From the entries that follow, extract each line holding the string "NUMBER".
:: Entries provided ::
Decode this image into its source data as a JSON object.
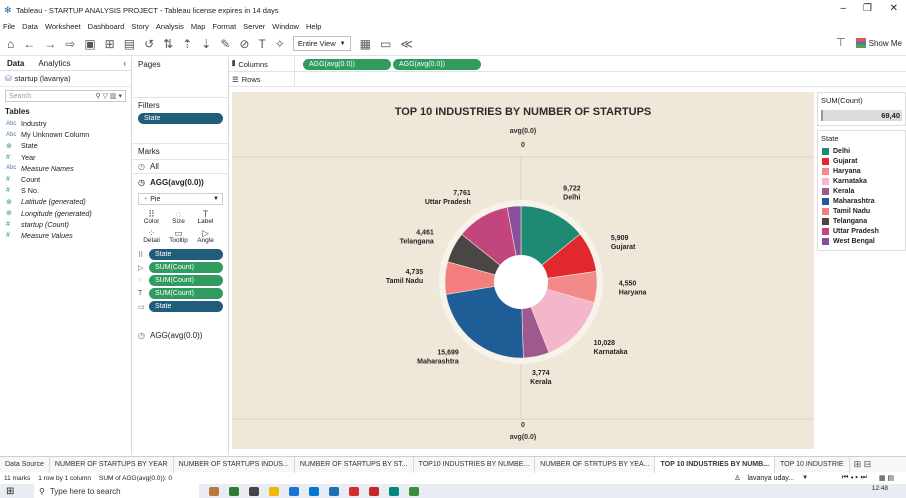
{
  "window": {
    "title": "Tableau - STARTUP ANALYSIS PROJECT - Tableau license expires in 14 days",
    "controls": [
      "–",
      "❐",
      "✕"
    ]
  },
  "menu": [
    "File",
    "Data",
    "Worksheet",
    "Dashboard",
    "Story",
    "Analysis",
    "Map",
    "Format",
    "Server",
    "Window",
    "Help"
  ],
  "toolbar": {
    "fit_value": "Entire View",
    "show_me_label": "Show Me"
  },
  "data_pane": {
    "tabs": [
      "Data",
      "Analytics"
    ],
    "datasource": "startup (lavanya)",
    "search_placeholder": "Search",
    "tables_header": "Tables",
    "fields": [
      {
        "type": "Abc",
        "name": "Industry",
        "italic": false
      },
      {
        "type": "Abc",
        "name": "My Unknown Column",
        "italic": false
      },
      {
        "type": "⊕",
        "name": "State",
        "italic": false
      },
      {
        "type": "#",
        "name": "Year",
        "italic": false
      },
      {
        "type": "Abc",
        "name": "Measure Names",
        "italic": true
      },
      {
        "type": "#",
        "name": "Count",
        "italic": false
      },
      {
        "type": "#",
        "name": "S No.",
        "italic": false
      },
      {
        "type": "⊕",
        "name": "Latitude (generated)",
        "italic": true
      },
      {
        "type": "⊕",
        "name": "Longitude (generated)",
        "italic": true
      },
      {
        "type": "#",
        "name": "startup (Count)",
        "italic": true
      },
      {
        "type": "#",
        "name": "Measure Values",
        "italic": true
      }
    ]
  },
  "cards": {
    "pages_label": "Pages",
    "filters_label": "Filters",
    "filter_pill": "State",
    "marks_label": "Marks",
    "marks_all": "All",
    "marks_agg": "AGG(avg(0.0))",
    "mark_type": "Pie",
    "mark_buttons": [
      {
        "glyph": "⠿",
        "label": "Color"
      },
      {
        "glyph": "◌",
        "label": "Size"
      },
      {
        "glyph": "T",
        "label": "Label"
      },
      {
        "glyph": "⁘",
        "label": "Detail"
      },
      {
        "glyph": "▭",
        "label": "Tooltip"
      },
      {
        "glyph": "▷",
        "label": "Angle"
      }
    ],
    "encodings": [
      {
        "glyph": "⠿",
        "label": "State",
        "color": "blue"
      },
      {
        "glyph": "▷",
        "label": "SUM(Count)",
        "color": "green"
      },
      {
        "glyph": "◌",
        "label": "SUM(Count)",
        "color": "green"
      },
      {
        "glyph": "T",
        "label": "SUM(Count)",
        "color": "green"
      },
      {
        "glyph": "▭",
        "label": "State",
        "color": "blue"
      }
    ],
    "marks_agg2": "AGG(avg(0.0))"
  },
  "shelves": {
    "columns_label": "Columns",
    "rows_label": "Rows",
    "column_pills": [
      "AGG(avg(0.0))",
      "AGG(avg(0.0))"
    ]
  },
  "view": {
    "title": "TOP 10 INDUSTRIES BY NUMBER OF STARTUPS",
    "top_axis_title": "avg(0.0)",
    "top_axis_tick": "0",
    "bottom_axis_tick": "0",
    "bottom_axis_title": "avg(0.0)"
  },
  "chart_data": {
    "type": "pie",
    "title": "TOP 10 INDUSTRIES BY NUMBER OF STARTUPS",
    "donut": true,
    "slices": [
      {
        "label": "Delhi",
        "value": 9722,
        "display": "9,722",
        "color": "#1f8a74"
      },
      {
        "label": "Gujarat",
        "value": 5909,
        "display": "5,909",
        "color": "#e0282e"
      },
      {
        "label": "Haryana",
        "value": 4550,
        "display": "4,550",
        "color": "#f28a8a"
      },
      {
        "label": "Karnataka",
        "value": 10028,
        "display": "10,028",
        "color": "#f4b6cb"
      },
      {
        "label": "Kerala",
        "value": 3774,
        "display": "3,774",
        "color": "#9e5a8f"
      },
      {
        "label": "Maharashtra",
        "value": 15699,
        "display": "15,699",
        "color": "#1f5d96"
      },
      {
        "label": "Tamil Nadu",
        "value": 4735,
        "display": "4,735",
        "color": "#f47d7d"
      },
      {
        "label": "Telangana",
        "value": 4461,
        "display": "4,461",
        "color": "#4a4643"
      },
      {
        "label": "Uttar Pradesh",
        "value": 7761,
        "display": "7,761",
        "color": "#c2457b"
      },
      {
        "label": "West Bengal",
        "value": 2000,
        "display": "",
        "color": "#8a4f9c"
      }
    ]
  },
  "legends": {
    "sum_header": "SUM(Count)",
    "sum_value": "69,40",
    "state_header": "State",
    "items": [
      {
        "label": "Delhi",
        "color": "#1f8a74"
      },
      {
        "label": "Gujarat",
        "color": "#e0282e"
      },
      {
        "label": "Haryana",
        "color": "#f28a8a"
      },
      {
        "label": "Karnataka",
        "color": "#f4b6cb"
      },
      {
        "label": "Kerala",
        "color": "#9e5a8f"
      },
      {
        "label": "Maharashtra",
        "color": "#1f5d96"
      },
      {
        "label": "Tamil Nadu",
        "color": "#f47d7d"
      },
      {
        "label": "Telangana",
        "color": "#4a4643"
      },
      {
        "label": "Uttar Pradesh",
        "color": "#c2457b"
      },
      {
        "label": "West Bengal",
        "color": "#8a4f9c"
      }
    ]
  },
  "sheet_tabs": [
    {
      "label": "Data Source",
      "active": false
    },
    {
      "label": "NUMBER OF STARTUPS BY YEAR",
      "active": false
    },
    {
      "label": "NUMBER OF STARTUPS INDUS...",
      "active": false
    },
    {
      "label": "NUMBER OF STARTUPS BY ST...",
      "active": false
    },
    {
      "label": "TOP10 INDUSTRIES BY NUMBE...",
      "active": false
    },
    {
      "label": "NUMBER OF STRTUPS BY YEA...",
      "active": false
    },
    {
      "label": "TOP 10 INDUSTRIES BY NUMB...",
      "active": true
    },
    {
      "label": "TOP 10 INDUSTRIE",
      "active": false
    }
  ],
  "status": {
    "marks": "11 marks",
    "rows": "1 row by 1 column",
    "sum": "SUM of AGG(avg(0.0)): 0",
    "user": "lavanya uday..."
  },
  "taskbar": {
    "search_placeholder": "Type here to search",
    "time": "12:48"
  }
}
:::
**Task output**.
    "title": "TOP 10 INDUSTRIES BY NUMBER OF STARTUPS",
    "title": "TOP 10 INDUSTRIES BY NUMBER OF STARTUPS",
      "label": "NUMBER OF STARTUPS BY YEAR",
      "label": "NUMBER OF STARTUPS INDUS...",
      "label": "NUMBER OF STARTUPS BY ST...",
      "label": "NUMBER OF STRTUPS BY YEA...",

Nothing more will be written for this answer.